Start Data for this exercise

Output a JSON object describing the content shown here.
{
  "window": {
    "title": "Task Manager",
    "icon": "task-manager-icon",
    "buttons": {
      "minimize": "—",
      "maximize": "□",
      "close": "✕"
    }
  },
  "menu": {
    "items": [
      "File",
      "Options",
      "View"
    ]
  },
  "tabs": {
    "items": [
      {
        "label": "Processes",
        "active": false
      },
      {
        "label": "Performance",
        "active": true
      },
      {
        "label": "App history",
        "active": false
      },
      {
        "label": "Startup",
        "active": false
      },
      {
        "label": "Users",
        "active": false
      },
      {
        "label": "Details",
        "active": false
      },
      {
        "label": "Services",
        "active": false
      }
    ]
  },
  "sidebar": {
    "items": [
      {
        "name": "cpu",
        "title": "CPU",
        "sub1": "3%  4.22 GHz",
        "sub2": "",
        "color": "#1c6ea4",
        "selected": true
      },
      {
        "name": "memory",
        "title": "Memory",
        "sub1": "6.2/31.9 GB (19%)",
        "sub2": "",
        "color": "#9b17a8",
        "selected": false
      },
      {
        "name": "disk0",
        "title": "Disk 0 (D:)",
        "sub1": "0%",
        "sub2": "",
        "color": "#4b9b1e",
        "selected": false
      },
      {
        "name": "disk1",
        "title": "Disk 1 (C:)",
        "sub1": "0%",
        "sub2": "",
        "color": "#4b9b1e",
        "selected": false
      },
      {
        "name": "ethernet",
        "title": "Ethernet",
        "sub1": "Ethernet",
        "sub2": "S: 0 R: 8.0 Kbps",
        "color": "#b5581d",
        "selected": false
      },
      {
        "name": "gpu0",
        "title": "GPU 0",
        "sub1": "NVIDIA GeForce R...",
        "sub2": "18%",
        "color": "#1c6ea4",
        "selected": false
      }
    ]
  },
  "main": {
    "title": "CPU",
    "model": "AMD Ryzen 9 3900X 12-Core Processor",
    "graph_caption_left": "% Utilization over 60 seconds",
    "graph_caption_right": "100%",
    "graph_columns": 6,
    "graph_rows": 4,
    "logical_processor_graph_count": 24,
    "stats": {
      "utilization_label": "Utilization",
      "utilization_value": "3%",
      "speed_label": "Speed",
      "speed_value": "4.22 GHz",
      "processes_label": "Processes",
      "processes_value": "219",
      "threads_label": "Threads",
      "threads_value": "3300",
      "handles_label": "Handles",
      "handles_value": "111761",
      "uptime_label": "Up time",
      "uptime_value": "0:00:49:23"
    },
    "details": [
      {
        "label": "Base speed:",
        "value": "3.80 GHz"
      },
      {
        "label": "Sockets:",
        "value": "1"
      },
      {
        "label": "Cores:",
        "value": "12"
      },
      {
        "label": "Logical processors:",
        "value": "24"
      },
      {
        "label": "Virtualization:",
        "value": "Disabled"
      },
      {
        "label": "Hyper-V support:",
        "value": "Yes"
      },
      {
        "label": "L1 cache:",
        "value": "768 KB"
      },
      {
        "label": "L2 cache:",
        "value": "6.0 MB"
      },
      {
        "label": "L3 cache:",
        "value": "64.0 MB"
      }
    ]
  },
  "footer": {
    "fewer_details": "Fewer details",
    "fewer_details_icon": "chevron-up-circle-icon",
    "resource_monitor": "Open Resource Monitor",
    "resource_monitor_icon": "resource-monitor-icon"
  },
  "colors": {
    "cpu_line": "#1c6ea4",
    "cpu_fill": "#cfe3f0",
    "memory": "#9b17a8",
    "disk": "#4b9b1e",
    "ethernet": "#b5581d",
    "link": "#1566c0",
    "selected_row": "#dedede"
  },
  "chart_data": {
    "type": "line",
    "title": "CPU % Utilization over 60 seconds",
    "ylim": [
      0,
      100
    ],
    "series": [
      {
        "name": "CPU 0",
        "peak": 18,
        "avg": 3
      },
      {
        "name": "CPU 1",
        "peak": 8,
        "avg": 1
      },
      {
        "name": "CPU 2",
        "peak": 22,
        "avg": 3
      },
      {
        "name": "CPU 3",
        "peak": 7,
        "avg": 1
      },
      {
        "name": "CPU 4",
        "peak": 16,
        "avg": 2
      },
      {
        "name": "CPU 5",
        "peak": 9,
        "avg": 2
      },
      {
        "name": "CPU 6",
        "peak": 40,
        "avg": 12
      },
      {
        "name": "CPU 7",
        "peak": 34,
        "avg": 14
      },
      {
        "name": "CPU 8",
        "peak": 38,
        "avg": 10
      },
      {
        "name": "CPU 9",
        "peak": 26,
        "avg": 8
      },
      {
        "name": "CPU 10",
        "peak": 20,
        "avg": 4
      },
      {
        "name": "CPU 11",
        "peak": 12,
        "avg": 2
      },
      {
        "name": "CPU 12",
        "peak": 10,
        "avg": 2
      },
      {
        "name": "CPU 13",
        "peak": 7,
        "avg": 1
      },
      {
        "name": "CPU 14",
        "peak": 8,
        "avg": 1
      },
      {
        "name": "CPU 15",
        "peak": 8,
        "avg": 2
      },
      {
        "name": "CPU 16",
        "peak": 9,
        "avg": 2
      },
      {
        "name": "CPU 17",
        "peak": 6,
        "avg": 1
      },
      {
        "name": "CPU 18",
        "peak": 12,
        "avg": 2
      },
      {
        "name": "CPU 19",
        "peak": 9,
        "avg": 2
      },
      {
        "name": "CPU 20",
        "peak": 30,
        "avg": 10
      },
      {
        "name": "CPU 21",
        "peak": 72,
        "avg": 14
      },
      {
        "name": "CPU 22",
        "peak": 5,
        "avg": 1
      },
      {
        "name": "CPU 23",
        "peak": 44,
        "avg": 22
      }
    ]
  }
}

End Data for this exercise

**Task brief**
Collect the lines of the records that include the string "cache".

**Answer to this problem**
        "label": "L1 cache:",
        "label": "L2 cache:",
        "label": "L3 cache:",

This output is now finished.